- _Brief_
The entries below are to be repeated exactly as they stand.

(Records that describe figures)
begin

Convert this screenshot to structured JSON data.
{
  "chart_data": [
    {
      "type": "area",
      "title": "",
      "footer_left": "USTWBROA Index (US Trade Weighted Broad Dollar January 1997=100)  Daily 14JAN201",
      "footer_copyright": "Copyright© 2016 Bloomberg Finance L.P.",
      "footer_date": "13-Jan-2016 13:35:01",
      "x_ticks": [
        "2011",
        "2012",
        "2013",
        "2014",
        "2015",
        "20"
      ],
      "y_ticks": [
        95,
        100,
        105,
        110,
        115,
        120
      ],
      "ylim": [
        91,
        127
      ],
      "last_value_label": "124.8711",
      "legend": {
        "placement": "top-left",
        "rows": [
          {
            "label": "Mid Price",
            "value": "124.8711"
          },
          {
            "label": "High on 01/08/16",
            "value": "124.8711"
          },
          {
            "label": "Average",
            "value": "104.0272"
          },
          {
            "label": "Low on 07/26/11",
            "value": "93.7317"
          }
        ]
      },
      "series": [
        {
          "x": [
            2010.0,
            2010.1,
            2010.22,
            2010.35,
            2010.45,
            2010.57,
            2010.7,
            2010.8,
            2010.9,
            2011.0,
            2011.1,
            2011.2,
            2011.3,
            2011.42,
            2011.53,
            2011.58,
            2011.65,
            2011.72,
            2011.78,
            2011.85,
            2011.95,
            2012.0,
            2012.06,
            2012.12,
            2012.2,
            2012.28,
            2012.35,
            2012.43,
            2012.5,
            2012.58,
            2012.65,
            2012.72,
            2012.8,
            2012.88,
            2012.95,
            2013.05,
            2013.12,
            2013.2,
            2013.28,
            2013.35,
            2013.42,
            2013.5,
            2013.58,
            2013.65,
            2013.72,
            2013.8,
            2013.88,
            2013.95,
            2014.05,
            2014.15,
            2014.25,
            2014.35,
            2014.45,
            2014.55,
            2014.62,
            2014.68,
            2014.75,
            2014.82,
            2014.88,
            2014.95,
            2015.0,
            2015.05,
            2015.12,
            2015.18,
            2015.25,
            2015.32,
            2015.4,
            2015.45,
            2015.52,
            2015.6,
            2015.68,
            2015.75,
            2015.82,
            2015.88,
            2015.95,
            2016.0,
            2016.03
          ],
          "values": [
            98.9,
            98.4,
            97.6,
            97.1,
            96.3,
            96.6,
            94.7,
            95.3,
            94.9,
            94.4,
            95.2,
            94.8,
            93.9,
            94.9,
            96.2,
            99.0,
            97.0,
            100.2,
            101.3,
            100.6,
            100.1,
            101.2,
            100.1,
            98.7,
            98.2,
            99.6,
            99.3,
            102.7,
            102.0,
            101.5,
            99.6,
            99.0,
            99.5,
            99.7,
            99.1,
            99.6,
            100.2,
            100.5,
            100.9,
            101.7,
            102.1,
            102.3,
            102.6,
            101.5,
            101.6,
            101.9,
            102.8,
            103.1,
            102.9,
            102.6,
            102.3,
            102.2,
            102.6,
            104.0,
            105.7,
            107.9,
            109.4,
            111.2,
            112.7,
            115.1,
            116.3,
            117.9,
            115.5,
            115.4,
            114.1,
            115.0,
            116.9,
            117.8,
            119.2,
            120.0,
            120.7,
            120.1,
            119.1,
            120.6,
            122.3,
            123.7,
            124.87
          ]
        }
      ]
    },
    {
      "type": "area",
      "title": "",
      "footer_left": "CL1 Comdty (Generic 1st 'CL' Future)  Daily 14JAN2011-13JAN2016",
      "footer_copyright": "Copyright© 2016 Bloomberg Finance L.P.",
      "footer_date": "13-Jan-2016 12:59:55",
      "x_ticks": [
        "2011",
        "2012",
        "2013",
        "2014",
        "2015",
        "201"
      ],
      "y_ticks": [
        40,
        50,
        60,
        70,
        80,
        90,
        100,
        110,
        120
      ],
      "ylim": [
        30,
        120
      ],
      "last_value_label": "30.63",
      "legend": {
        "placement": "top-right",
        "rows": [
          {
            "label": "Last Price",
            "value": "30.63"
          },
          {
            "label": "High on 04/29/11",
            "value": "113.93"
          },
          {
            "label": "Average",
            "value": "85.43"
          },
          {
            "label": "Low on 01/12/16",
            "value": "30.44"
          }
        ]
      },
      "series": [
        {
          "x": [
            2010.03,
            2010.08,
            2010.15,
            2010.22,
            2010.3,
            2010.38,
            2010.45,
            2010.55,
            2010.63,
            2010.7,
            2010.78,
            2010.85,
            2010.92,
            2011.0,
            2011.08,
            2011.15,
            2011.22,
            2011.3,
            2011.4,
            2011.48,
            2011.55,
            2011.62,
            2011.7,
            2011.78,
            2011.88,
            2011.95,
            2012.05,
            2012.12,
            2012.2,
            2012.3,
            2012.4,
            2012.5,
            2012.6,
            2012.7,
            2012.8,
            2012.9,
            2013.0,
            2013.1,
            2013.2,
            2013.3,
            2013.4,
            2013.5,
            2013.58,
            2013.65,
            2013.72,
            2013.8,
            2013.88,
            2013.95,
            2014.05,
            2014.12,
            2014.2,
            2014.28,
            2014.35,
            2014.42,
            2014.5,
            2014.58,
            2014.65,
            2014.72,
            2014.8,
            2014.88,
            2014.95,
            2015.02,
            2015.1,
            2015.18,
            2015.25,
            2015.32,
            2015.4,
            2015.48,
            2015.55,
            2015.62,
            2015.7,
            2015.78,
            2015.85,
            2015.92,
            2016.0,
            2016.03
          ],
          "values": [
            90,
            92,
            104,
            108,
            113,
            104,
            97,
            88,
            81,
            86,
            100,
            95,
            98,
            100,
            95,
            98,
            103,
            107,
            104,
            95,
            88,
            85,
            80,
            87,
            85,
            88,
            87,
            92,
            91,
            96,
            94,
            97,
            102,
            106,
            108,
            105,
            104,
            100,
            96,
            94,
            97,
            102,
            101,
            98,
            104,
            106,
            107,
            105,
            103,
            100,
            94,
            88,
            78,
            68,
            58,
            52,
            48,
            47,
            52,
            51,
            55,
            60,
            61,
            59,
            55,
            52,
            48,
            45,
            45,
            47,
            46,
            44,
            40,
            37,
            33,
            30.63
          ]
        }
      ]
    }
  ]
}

end

- _Result for this task_
Convert this screenshot to structured JSON data.
{
  "chart_data": [
    {
      "type": "area",
      "title": "",
      "footer_left": "USTWBROA Index (US Trade Weighted Broad Dollar January 1997=100)  Daily 14JAN201",
      "footer_copyright": "Copyright© 2016 Bloomberg Finance L.P.",
      "footer_date": "13-Jan-2016 13:35:01",
      "x_ticks": [
        "2011",
        "2012",
        "2013",
        "2014",
        "2015",
        "20"
      ],
      "y_ticks": [
        95,
        100,
        105,
        110,
        115,
        120
      ],
      "ylim": [
        91,
        127
      ],
      "last_value_label": "124.8711",
      "legend": {
        "placement": "top-left",
        "rows": [
          {
            "label": "Mid Price",
            "value": "124.8711"
          },
          {
            "label": "High on 01/08/16",
            "value": "124.8711"
          },
          {
            "label": "Average",
            "value": "104.0272"
          },
          {
            "label": "Low on 07/26/11",
            "value": "93.7317"
          }
        ]
      },
      "series": [
        {
          "x": [
            2010.0,
            2010.1,
            2010.22,
            2010.35,
            2010.45,
            2010.57,
            2010.7,
            2010.8,
            2010.9,
            2011.0,
            2011.1,
            2011.2,
            2011.3,
            2011.42,
            2011.53,
            2011.58,
            2011.65,
            2011.72,
            2011.78,
            2011.85,
            2011.95,
            2012.0,
            2012.06,
            2012.12,
            2012.2,
            2012.28,
            2012.35,
            2012.43,
            2012.5,
            2012.58,
            2012.65,
            2012.72,
            2012.8,
            2012.88,
            2012.95,
            2013.05,
            2013.12,
            2013.2,
            2013.28,
            2013.35,
            2013.42,
            2013.5,
            2013.58,
            2013.65,
            2013.72,
            2013.8,
            2013.88,
            2013.95,
            2014.05,
            2014.15,
            2014.25,
            2014.35,
            2014.45,
            2014.55,
            2014.62,
            2014.68,
            2014.75,
            2014.82,
            2014.88,
            2014.95,
            2015.0,
            2015.05,
            2015.12,
            2015.18,
            2015.25,
            2015.32,
            2015.4,
            2015.45,
            2015.52,
            2015.6,
            2015.68,
            2015.75,
            2015.82,
            2015.88,
            2015.95,
            2016.0,
            2016.03
          ],
          "values": [
            98.9,
            98.4,
            97.6,
            97.1,
            96.3,
            96.6,
            94.7,
            95.3,
            94.9,
            94.4,
            95.2,
            94.8,
            93.9,
            94.9,
            96.2,
            99.0,
            97.0,
            100.2,
            101.3,
            100.6,
            100.1,
            101.2,
            100.1,
            98.7,
            98.2,
            99.6,
            99.3,
            102.7,
            102.0,
            101.5,
            99.6,
            99.0,
            99.5,
            99.7,
            99.1,
            99.6,
            100.2,
            100.5,
            100.9,
            101.7,
            102.1,
            102.3,
            102.6,
            101.5,
            101.6,
            101.9,
            102.8,
            103.1,
            102.9,
            102.6,
            102.3,
            102.2,
            102.6,
            104.0,
            105.7,
            107.9,
            109.4,
            111.2,
            112.7,
            115.1,
            116.3,
            117.9,
            115.5,
            115.4,
            114.1,
            115.0,
            116.9,
            117.8,
            119.2,
            120.0,
            120.7,
            120.1,
            119.1,
            120.6,
            122.3,
            123.7,
            124.87
          ]
        }
      ]
    },
    {
      "type": "area",
      "title": "",
      "footer_left": "CL1 Comdty (Generic 1st 'CL' Future)  Daily 14JAN2011-13JAN2016",
      "footer_copyright": "Copyright© 2016 Bloomberg Finance L.P.",
      "footer_date": "13-Jan-2016 12:59:55",
      "x_ticks": [
        "2011",
        "2012",
        "2013",
        "2014",
        "2015",
        "201"
      ],
      "y_ticks": [
        40,
        50,
        60,
        70,
        80,
        90,
        100,
        110,
        120
      ],
      "ylim": [
        30,
        120
      ],
      "last_value_label": "30.63",
      "legend": {
        "placement": "top-right",
        "rows": [
          {
            "label": "Last Price",
            "value": "30.63"
          },
          {
            "label": "High on 04/29/11",
            "value": "113.93"
          },
          {
            "label": "Average",
            "value": "85.43"
          },
          {
            "label": "Low on 01/12/16",
            "value": "30.44"
          }
        ]
      },
      "series": [
        {
          "x": [
            2010.03,
            2010.08,
            2010.15,
            2010.22,
            2010.3,
            2010.38,
            2010.45,
            2010.55,
            2010.63,
            2010.7,
            2010.78,
            2010.85,
            2010.92,
            2011.0,
            2011.08,
            2011.15,
            2011.22,
            2011.3,
            2011.4,
            2011.48,
            2011.55,
            2011.62,
            2011.7,
            2011.78,
            2011.88,
            2011.95,
            2012.05,
            2012.12,
            2012.2,
            2012.3,
            2012.4,
            2012.5,
            2012.6,
            2012.7,
            2012.8,
            2012.9,
            2013.0,
            2013.1,
            2013.2,
            2013.3,
            2013.4,
            2013.5,
            2013.58,
            2013.65,
            2013.72,
            2013.8,
            2013.88,
            2013.95,
            2014.05,
            2014.12,
            2014.2,
            2014.28,
            2014.35,
            2014.42,
            2014.5,
            2014.58,
            2014.65,
            2014.72,
            2014.8,
            2014.88,
            2014.95,
            2015.02,
            2015.1,
            2015.18,
            2015.25,
            2015.32,
            2015.4,
            2015.48,
            2015.55,
            2015.62,
            2015.7,
            2015.78,
            2015.85,
            2015.92,
            2016.0,
            2016.03
          ],
          "values": [
            90,
            92,
            104,
            108,
            113,
            104,
            97,
            88,
            81,
            86,
            100,
            95,
            98,
            100,
            95,
            98,
            103,
            107,
            104,
            95,
            88,
            85,
            80,
            87,
            85,
            88,
            87,
            92,
            91,
            96,
            94,
            97,
            102,
            106,
            108,
            105,
            104,
            100,
            96,
            94,
            97,
            102,
            101,
            98,
            104,
            106,
            107,
            105,
            103,
            100,
            94,
            88,
            78,
            68,
            58,
            52,
            48,
            47,
            52,
            51,
            55,
            60,
            61,
            59,
            55,
            52,
            48,
            45,
            45,
            47,
            46,
            44,
            40,
            37,
            33,
            30.63
          ]
        }
      ]
    }
  ]
}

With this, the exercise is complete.